◆ **Problem to work on**:
Find the lines that contain the word "إخبار" and copy each one.

◆ **Data records**:
[start]
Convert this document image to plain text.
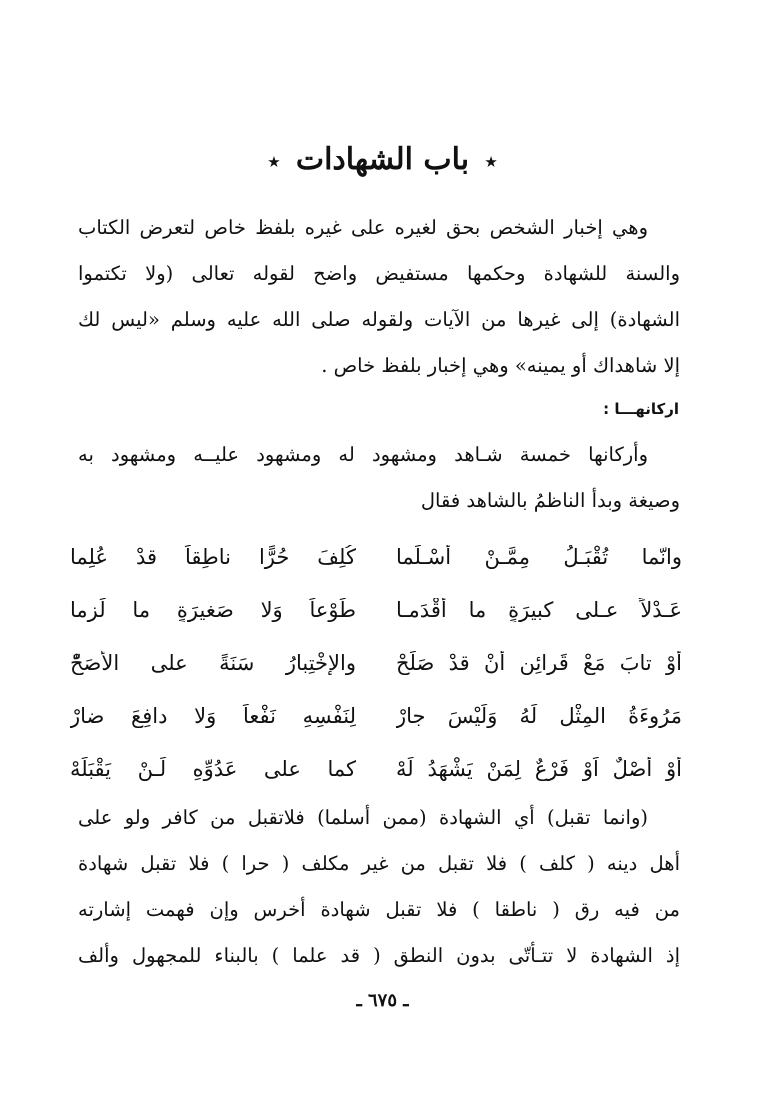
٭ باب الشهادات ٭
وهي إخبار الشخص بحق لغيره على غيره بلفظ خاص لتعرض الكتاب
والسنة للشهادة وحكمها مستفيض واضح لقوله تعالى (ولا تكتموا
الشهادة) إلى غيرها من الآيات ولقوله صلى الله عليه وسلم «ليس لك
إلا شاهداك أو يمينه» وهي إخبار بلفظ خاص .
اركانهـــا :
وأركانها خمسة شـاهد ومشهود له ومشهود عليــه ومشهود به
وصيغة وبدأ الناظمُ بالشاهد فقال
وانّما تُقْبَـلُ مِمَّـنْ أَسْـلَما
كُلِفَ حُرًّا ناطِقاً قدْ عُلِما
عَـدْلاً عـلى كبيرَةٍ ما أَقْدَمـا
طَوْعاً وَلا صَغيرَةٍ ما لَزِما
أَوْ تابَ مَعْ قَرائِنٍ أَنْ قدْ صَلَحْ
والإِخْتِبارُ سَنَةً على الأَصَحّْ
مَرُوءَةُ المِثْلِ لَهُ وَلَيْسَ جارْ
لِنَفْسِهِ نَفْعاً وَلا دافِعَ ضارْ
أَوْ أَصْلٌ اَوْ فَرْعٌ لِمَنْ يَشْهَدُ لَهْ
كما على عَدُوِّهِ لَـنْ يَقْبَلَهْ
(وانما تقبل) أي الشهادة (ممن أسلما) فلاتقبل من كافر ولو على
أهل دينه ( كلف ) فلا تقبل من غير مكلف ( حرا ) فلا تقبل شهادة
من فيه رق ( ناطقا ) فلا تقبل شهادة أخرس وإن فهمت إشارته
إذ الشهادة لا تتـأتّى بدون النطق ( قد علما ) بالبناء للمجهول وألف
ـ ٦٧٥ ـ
[end]
◆ **Problem solution**:
وهي إخبار الشخص بحق لغيره على غيره بلفظ خاص لتعرض الكتاب
إلا شاهداك أو يمينه» وهي إخبار بلفظ خاص .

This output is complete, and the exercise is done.